## BEGIN INPUT ROWS
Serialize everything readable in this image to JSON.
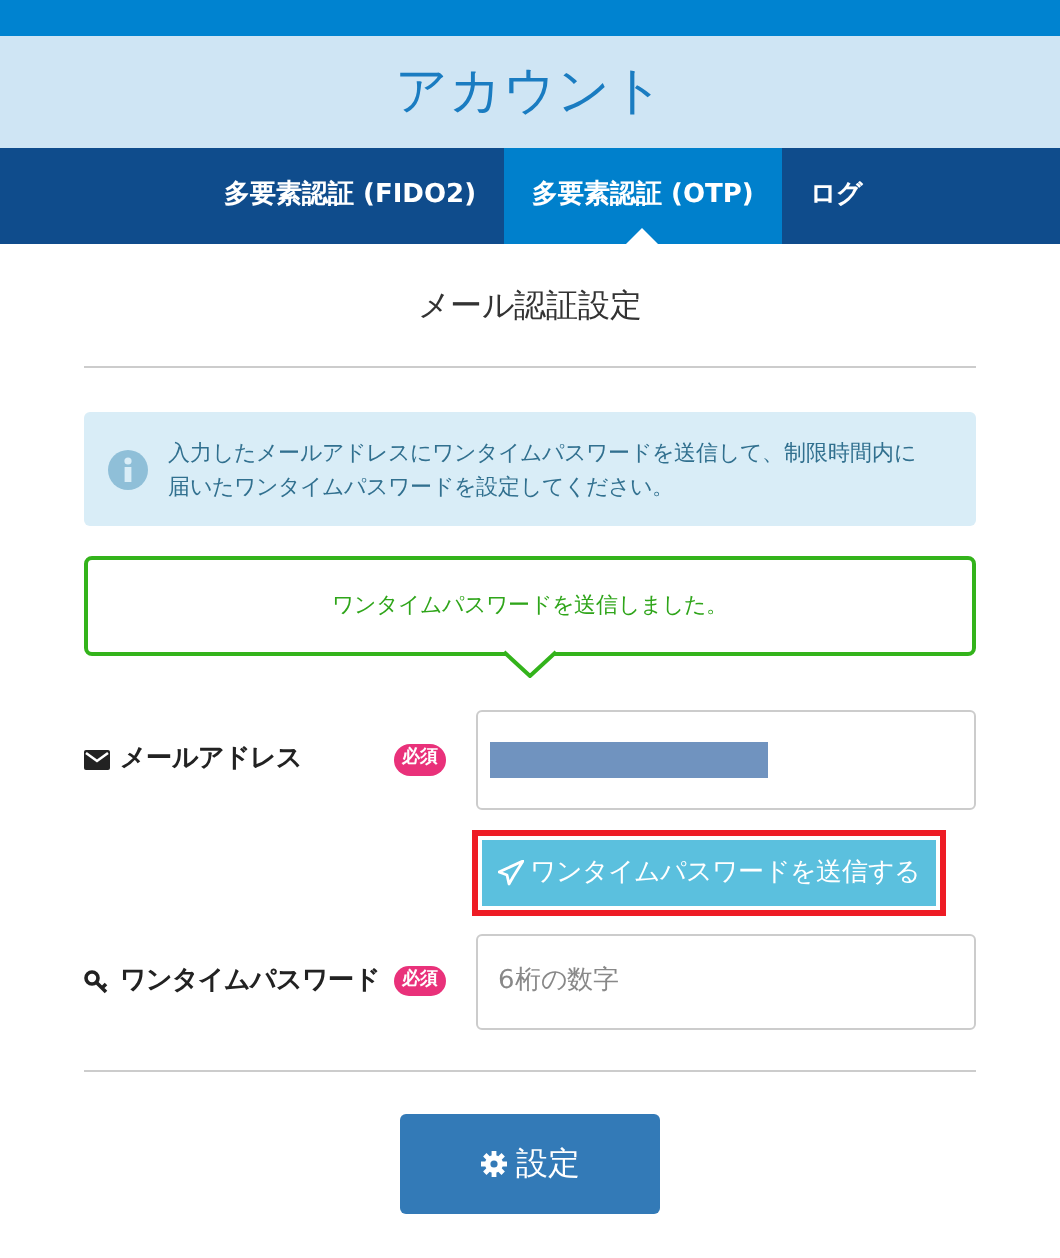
{
  "header": {
    "title": "アカウント"
  },
  "tabs": [
    {
      "label": "多要素認証 (FIDO2)",
      "selected": false
    },
    {
      "label": "多要素認証 (OTP)",
      "selected": true
    },
    {
      "label": "ログ",
      "selected": false
    }
  ],
  "section_title": "メール認証設定",
  "info_message": "入力したメールアドレスにワンタイムパスワードを送信して、制限時間内に届いたワンタイムパスワードを設定してください。",
  "popover": "ワンタイムパスワードを送信しました。",
  "email": {
    "label": "メールアドレス",
    "badge": "必須",
    "redacted": true
  },
  "send_button": {
    "label": "ワンタイムパスワードを送信する",
    "highlighted": true
  },
  "otp": {
    "label": "ワンタイムパスワード",
    "badge": "必須",
    "placeholder": "6桁の数字"
  },
  "submit_button": "設定"
}
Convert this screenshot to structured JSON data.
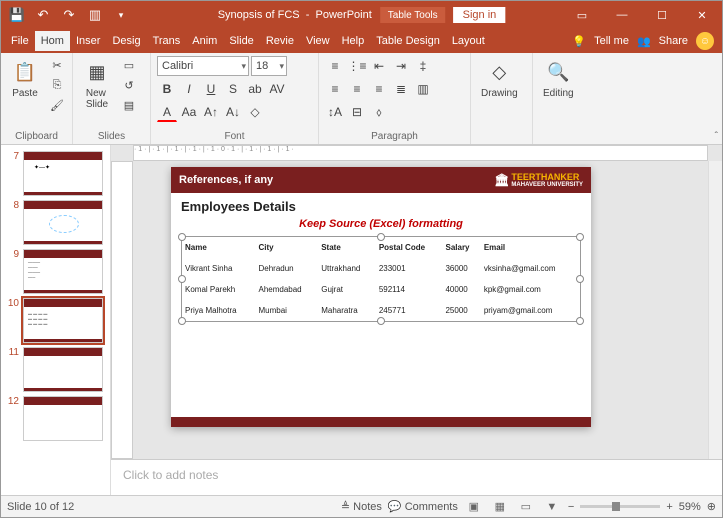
{
  "title": {
    "doc": "Synopsis of FCS",
    "app": "PowerPoint",
    "context": "Table Tools",
    "signin": "Sign in"
  },
  "tabs": [
    "File",
    "Home",
    "Insert",
    "Design",
    "Transitions",
    "Animations",
    "Slide Show",
    "Review",
    "View",
    "Help",
    "Table Design",
    "Layout"
  ],
  "tabs_short": [
    "File",
    "Hom",
    "Inser",
    "Desig",
    "Trans",
    "Anim",
    "Slide",
    "Revie",
    "View",
    "Help",
    "Table Design",
    "Layout"
  ],
  "tellme": "Tell me",
  "share": "Share",
  "ribbon": {
    "clipboard": "Clipboard",
    "paste": "Paste",
    "slides": "Slides",
    "newslide": "New\nSlide",
    "font": "Font",
    "fontname": "Calibri",
    "fontsize": "18",
    "paragraph": "Paragraph",
    "drawing": "Drawing",
    "editing": "Editing"
  },
  "thumbs": [
    7,
    8,
    9,
    10,
    11,
    12
  ],
  "current_thumb": 10,
  "slide": {
    "header": "References, if any",
    "uni": "TEERTHANKER",
    "uni2": "MAHAVEER UNIVERSITY",
    "title": "Employees Details",
    "note": "Keep Source (Excel) formatting",
    "cols": [
      "Name",
      "City",
      "State",
      "Postal Code",
      "Salary",
      "Email"
    ],
    "rows": [
      [
        "Vikrant Sinha",
        "Dehradun",
        "Uttrakhand",
        "233001",
        "36000",
        "vksinha@gmail.com"
      ],
      [
        "Komal Parekh",
        "Ahemdabad",
        "Gujrat",
        "592114",
        "40000",
        "kpk@gmail.com"
      ],
      [
        "Priya Malhotra",
        "Mumbai",
        "Maharatra",
        "245771",
        "25000",
        "priyam@gmail.com"
      ]
    ]
  },
  "notes_placeholder": "Click to add notes",
  "status": {
    "slide": "Slide 10 of 12",
    "notes": "Notes",
    "comments": "Comments",
    "zoom": "59%"
  }
}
## END INPUT ROWS
▶ **PROBLEM TO WORK ON**
Determine how many lines of the data contain "this" and give nothing but that number.

▶ **SOLUTION**
2